** PROBLEM DESCRIPTION **
In total, how many lines of the data contain the word "samples"? Only that number is wanted.

<<<<

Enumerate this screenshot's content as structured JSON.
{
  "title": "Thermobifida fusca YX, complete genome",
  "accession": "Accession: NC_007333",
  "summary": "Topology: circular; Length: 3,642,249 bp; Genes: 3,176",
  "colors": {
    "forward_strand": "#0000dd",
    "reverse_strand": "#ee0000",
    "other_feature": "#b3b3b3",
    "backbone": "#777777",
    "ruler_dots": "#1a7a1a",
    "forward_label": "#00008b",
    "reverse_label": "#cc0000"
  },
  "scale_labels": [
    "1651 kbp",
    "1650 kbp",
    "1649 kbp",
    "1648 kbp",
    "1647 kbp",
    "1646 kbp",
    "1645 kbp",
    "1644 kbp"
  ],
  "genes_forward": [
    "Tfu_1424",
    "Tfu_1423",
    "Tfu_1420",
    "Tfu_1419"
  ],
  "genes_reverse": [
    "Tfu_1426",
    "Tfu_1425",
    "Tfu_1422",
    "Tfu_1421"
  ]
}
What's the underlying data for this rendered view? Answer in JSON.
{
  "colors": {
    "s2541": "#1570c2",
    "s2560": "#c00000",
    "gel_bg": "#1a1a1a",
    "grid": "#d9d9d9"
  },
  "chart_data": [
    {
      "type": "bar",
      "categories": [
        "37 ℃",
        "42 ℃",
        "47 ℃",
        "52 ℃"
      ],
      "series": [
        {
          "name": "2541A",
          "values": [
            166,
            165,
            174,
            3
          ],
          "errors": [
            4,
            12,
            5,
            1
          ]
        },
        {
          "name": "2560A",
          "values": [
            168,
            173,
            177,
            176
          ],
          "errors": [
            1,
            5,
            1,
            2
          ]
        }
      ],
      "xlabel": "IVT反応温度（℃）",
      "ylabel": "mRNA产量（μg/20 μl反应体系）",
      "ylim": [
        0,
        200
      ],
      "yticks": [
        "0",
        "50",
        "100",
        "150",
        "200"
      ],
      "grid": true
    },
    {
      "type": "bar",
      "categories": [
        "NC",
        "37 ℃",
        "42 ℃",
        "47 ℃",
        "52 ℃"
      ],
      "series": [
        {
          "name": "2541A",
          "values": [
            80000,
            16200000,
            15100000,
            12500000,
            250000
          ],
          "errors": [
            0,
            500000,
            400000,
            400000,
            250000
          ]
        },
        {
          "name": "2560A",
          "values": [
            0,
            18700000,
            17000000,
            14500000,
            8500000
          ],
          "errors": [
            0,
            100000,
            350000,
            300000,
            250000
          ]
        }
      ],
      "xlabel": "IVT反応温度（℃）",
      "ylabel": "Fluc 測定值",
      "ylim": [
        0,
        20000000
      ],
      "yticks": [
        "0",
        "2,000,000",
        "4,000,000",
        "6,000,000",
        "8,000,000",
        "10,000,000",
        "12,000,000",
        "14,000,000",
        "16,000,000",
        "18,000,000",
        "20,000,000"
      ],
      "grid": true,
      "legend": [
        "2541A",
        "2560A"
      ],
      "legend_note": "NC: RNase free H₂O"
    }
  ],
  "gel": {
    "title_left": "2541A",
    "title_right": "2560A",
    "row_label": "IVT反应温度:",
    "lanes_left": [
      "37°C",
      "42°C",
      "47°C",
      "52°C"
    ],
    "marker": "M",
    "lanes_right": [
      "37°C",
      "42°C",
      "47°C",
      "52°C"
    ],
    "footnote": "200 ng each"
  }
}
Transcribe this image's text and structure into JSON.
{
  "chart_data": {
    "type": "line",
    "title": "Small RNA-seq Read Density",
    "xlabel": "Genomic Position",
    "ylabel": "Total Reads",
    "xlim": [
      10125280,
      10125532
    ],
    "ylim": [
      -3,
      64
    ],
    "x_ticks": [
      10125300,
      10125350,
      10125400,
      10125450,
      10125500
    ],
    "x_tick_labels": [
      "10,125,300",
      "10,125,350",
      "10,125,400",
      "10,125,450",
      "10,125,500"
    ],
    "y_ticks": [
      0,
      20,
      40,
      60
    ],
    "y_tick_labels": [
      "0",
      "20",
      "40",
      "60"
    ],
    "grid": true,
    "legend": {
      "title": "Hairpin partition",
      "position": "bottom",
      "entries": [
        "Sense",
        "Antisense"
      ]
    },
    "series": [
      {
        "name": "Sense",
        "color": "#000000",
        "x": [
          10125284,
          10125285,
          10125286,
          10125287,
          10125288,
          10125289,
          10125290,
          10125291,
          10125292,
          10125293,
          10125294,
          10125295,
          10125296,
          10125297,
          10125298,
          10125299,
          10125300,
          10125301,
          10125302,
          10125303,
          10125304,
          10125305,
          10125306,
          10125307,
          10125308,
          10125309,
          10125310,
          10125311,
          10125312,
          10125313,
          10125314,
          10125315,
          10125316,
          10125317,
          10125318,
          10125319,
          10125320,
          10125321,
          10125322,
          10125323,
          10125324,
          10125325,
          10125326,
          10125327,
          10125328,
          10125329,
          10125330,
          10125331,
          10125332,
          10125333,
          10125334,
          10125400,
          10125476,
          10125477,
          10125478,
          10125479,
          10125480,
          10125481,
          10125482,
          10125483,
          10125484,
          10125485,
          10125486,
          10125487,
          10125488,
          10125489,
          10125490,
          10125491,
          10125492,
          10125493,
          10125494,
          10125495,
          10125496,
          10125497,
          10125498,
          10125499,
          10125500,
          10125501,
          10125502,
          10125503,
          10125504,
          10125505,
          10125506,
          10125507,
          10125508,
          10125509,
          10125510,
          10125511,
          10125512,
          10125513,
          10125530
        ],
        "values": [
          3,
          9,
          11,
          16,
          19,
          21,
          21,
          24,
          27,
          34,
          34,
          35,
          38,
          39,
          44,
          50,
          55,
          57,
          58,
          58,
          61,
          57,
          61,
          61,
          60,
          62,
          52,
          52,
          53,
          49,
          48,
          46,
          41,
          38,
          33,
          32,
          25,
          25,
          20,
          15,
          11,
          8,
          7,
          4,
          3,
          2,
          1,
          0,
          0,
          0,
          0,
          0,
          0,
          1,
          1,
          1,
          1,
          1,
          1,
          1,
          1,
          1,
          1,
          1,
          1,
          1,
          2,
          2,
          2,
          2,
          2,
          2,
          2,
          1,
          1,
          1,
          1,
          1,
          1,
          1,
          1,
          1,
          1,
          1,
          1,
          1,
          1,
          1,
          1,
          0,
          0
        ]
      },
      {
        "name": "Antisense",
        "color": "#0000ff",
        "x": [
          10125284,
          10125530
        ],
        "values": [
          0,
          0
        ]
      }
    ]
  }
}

>>>>
<<<<

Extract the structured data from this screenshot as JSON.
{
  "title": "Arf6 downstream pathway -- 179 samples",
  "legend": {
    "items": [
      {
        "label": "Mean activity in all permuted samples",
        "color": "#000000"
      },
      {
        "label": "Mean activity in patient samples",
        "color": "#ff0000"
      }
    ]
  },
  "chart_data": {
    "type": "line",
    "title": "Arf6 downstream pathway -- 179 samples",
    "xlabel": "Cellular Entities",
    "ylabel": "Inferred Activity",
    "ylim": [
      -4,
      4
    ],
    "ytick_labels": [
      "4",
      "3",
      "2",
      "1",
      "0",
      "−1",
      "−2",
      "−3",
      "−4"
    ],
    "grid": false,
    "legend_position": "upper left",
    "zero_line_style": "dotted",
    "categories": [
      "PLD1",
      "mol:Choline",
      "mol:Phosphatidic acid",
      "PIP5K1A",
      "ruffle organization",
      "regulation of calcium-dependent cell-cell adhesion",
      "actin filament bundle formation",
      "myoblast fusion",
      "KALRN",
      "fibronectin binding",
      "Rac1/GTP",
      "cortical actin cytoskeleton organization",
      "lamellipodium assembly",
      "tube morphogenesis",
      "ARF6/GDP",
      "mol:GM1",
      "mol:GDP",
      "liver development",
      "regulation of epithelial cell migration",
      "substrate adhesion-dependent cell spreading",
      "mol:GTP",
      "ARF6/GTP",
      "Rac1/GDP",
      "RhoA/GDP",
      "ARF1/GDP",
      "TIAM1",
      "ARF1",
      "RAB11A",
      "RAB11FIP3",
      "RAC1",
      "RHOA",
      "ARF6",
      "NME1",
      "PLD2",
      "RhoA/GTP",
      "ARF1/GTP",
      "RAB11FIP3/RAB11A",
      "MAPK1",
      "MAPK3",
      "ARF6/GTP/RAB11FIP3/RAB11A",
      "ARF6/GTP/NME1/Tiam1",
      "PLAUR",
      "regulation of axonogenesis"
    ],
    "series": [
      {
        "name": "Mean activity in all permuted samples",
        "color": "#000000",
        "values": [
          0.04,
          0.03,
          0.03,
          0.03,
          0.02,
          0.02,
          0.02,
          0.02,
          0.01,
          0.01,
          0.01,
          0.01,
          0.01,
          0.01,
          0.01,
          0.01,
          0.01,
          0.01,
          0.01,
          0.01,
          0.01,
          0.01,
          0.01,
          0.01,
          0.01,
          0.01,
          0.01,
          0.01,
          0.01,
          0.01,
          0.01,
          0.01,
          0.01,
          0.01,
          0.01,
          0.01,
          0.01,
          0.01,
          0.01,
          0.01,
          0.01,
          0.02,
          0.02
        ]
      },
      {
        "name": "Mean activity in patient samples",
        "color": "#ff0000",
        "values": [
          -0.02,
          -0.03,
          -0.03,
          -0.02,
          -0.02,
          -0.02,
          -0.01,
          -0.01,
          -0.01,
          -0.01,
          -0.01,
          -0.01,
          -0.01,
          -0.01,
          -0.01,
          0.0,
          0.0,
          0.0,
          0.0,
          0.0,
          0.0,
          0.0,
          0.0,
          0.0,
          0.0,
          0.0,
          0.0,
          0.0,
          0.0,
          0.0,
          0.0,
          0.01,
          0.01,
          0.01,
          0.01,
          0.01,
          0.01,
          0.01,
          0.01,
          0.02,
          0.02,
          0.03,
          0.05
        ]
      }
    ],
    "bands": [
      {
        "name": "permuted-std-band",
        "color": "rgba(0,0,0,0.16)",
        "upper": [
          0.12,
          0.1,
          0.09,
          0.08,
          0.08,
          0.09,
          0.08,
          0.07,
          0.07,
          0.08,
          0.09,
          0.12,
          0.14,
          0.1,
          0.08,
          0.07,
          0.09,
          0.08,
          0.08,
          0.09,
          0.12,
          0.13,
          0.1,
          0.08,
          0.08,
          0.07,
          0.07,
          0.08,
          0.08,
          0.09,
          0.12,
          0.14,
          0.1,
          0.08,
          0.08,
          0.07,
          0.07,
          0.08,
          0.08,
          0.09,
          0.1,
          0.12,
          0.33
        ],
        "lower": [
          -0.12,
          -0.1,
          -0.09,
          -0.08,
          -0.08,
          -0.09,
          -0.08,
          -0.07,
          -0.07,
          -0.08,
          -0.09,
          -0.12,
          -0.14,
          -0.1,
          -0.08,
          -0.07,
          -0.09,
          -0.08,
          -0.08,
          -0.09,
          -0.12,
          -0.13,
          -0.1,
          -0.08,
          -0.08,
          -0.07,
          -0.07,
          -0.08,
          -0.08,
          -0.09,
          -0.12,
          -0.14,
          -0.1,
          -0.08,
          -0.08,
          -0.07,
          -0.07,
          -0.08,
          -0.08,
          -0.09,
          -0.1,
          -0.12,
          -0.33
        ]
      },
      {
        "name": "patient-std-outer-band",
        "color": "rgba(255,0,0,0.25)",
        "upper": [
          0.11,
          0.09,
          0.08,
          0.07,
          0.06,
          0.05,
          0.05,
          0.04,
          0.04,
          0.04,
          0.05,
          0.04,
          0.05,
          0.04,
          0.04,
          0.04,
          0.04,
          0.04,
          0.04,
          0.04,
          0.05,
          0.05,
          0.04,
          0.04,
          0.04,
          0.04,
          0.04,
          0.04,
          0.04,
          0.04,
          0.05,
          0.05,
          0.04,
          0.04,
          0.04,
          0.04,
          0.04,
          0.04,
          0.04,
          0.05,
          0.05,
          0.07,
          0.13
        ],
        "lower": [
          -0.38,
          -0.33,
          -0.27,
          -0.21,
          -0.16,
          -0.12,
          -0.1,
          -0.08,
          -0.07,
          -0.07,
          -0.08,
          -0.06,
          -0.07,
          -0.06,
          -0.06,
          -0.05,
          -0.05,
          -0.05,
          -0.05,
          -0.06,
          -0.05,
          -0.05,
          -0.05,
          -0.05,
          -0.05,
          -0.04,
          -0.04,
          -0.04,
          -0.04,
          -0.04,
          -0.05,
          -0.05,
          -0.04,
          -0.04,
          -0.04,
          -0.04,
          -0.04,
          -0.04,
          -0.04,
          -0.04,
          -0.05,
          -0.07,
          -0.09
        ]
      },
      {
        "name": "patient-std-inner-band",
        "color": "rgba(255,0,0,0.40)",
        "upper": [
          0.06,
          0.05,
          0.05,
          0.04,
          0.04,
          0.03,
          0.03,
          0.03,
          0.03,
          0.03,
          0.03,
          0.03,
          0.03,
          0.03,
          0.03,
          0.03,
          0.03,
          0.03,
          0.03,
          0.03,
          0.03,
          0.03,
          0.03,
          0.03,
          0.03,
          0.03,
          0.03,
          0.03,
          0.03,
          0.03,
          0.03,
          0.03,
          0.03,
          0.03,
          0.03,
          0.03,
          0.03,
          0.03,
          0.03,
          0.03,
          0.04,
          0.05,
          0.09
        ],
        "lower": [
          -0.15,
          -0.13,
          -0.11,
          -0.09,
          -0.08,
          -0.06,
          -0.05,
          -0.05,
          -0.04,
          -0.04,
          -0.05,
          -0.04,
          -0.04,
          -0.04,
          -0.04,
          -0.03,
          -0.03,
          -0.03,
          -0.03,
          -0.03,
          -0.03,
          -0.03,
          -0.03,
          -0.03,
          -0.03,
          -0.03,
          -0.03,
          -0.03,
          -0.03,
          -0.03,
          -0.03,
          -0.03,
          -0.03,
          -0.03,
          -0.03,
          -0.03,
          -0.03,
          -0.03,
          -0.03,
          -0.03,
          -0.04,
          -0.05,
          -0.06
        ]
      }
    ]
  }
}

>>>>

** EXERCISE OUTPUT **
6